EXERCISE REQUIREMENTS: Write out the material below again, unchanged.

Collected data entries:
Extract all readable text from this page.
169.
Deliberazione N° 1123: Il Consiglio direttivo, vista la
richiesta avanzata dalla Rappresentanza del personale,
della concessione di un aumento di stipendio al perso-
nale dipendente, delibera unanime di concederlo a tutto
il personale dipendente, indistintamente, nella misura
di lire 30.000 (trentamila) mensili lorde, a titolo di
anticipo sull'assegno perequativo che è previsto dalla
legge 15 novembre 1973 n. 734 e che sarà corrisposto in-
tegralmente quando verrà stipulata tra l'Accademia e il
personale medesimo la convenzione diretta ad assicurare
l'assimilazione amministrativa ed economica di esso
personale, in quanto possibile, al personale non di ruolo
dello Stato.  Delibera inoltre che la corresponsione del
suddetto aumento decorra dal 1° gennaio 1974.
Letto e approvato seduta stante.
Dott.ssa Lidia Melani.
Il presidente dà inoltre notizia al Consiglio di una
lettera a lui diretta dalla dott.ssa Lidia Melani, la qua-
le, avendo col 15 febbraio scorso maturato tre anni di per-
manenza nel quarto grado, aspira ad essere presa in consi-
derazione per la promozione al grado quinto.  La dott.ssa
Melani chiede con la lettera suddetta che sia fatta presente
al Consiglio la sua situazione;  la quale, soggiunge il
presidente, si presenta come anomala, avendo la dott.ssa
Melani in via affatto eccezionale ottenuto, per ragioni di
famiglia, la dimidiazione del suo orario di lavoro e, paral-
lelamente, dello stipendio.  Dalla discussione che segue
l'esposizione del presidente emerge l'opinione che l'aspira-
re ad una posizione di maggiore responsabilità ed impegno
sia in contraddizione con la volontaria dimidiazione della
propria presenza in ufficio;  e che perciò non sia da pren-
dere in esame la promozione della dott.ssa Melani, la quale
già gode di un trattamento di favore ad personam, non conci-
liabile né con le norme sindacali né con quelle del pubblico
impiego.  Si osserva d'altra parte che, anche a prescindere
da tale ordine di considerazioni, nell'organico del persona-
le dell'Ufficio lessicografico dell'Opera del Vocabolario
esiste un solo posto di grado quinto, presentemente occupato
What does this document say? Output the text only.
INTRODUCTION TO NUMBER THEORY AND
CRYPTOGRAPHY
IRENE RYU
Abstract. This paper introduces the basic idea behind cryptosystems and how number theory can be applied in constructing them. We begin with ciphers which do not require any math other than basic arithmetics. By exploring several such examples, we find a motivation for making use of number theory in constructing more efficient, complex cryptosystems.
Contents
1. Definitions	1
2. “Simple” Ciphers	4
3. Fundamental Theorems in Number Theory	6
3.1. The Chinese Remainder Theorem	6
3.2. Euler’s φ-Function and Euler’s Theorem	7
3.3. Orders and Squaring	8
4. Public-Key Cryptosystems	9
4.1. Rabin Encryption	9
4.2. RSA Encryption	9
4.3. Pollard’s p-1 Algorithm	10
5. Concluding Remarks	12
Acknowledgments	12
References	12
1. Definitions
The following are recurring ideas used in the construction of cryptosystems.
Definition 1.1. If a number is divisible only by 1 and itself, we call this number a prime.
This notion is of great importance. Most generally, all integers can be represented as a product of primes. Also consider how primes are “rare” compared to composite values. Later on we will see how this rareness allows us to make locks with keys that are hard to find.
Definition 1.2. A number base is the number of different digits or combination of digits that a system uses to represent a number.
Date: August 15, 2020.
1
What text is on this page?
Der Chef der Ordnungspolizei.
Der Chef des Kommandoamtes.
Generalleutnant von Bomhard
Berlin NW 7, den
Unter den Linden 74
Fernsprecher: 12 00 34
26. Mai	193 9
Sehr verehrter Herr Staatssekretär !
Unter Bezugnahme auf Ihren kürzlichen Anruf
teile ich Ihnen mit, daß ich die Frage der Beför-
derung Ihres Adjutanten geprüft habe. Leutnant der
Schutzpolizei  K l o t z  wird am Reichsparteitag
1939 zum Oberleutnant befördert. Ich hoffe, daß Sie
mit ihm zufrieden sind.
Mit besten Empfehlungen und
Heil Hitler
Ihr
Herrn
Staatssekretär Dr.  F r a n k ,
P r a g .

THE OUTPUT:
Extract all readable text from this page.
169.
Deliberazione N° 1123: Il Consiglio direttivo, vista la
richiesta avanzata dalla Rappresentanza del personale,
della concessione di un aumento di stipendio al perso-
nale dipendente, delibera unanime di concederlo a tutto
il personale dipendente, indistintamente, nella misura
di lire 30.000 (trentamila) mensili lorde, a titolo di
anticipo sull'assegno perequativo che è previsto dalla
legge 15 novembre 1973 n. 734 e che sarà corrisposto in-
tegralmente quando verrà stipulata tra l'Accademia e il
personale medesimo la convenzione diretta ad assicurare
l'assimilazione amministrativa ed economica di esso
personale, in quanto possibile, al personale non di ruolo
dello Stato.  Delibera inoltre che la corresponsione del
suddetto aumento decorra dal 1° gennaio 1974.
Letto e approvato seduta stante.
Dott.ssa Lidia Melani.
Il presidente dà inoltre notizia al Consiglio di una
lettera a lui diretta dalla dott.ssa Lidia Melani, la qua-
le, avendo col 15 febbraio scorso maturato tre anni di per-
manenza nel quarto grado, aspira ad essere presa in consi-
derazione per la promozione al grado quinto.  La dott.ssa
Melani chiede con la lettera suddetta che sia fatta presente
al Consiglio la sua situazione;  la quale, soggiunge il
presidente, si presenta come anomala, avendo la dott.ssa
Melani in via affatto eccezionale ottenuto, per ragioni di
famiglia, la dimidiazione del suo orario di lavoro e, paral-
lelamente, dello stipendio.  Dalla discussione che segue
l'esposizione del presidente emerge l'opinione che l'aspira-
re ad una posizione di maggiore responsabilità ed impegno
sia in contraddizione con la volontaria dimidiazione della
propria presenza in ufficio;  e che perciò non sia da pren-
dere in esame la promozione della dott.ssa Melani, la quale
già gode di un trattamento di favore ad personam, non conci-
liabile né con le norme sindacali né con quelle del pubblico
impiego.  Si osserva d'altra parte che, anche a prescindere
da tale ordine di considerazioni, nell'organico del persona-
le dell'Ufficio lessicografico dell'Opera del Vocabolario
esiste un solo posto di grado quinto, presentemente occupato
What does this document say? Output the text only.
INTRODUCTION TO NUMBER THEORY AND
CRYPTOGRAPHY
IRENE RYU
Abstract. This paper introduces the basic idea behind cryptosystems and how number theory can be applied in constructing them. We begin with ciphers which do not require any math other than basic arithmetics. By exploring several such examples, we find a motivation for making use of number theory in constructing more efficient, complex cryptosystems.
Contents
1. Definitions	1
2. “Simple” Ciphers	4
3. Fundamental Theorems in Number Theory	6
3.1. The Chinese Remainder Theorem	6
3.2. Euler’s φ-Function and Euler’s Theorem	7
3.3. Orders and Squaring	8
4. Public-Key Cryptosystems	9
4.1. Rabin Encryption	9
4.2. RSA Encryption	9
4.3. Pollard’s p-1 Algorithm	10
5. Concluding Remarks	12
Acknowledgments	12
References	12
1. Definitions
The following are recurring ideas used in the construction of cryptosystems.
Definition 1.1. If a number is divisible only by 1 and itself, we call this number a prime.
This notion is of great importance. Most generally, all integers can be represented as a product of primes. Also consider how primes are “rare” compared to composite values. Later on we will see how this rareness allows us to make locks with keys that are hard to find.
Definition 1.2. A number base is the number of different digits or combination of digits that a system uses to represent a number.
Date: August 15, 2020.
1
What text is on this page?
Der Chef der Ordnungspolizei.
Der Chef des Kommandoamtes.
Generalleutnant von Bomhard
Berlin NW 7, den
Unter den Linden 74
Fernsprecher: 12 00 34
26. Mai	193 9
Sehr verehrter Herr Staatssekretär !
Unter Bezugnahme auf Ihren kürzlichen Anruf
teile ich Ihnen mit, daß ich die Frage der Beför-
derung Ihres Adjutanten geprüft habe. Leutnant der
Schutzpolizei  K l o t z  wird am Reichsparteitag
1939 zum Oberleutnant befördert. Ich hoffe, daß Sie
mit ihm zufrieden sind.
Mit besten Empfehlungen und
Heil Hitler
Ihr
Herrn
Staatssekretär Dr.  F r a n k ,
P r a g .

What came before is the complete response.